Text:
● ● ●
3. Application of UAPs: Another distinction relates to how the generated UAPs are applied. In the case of LFT, even after utilizing a meta-learning scheme to generate UAPs, these perturbations need to be additionally fine-tuned on the specific downstream task using a small number of examples. Conversely, our methodology employs a generator that yields generalized UAPs capable of being deployed directly without the need for further fine-tuning on the target tasks.

In summary, while both our work and prior studies like LFT explore the generation of UAPs within the context of few-shot learning, our research introduces a stricter threat model, extends the scope to a variety of downstream tasks, and innovates by generating UAPs that do not require task-specific fine-tuning. These points of divergence highlight the novelty and significance of our contribution to the field.

Q3: The paper can benefit from a more comprehensive comparison against recent UAP frameworks (e.g., PAP), with more in-depth discussions.
● ● ●
Source excerpt:
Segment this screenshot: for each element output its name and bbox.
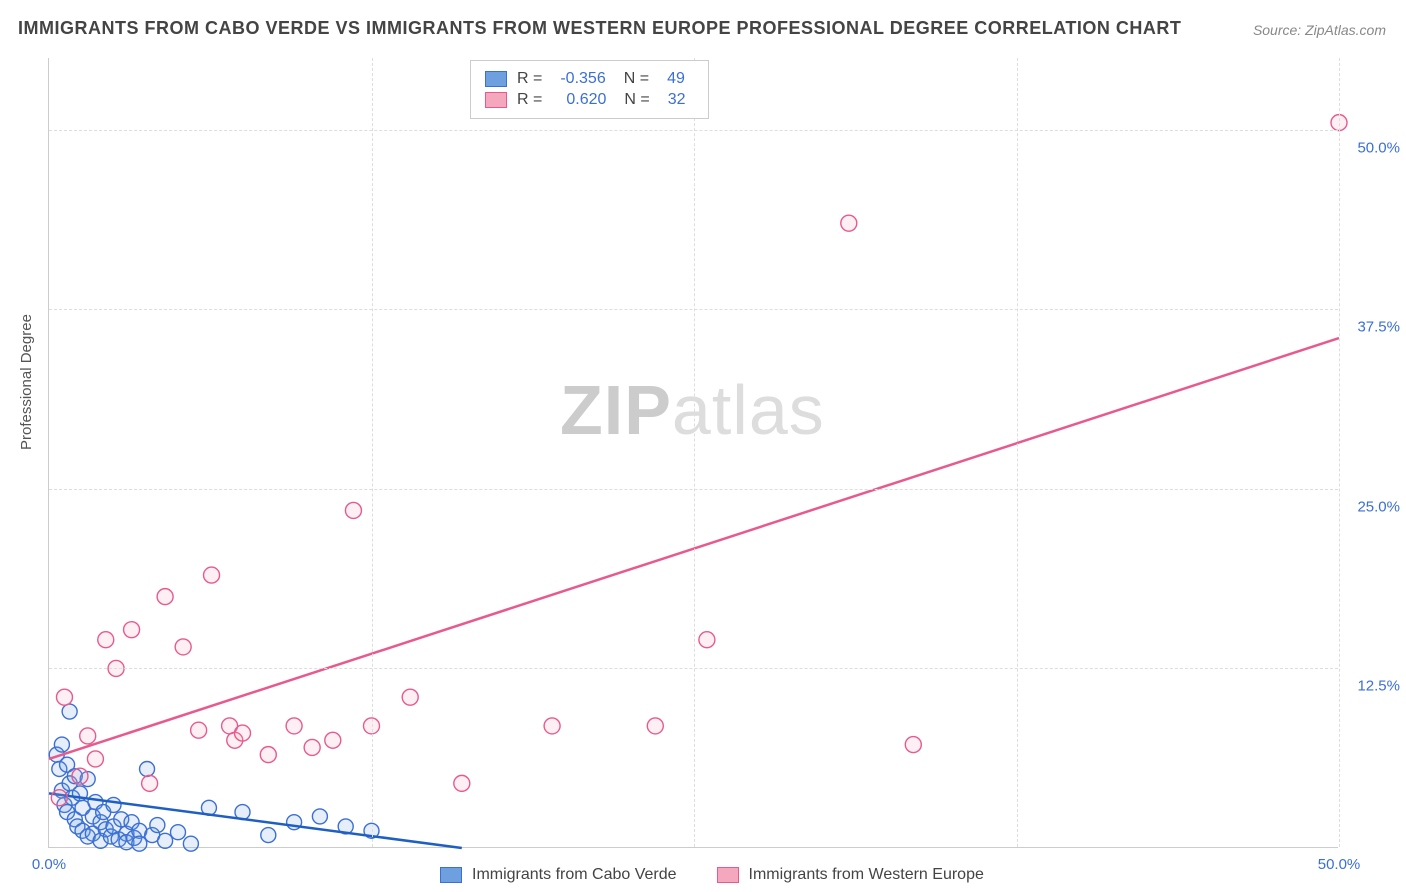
● ● ●
Task objective: Please write out the passage from the text on universal adversarial perturbations, starting at "3. Application of" and ending at "to the field.".

Exercise output:
3. Application of UAPs: Another distinction relates to how the generated UAPs are applied. In the case of LFT, even after utilizing a meta-learning scheme to generate UAPs, these perturbations need to be additionally fine-tuned on the specific downstream task using a small number of examples. Conversely, our methodology employs a generator that yields generalized UAPs capable of being deployed directly without the need for further fine-tuning on the target tasks.

In summary, while both our work and prior studies like LFT explore the generation of UAPs within the context of few-shot learning, our research introduces a stricter threat model, extends the scope to a variety of downstream tasks, and innovates by generating UAPs that do not require task-specific fine-tuning. These points of divergence highlight the novelty and significance of our contribution to the field.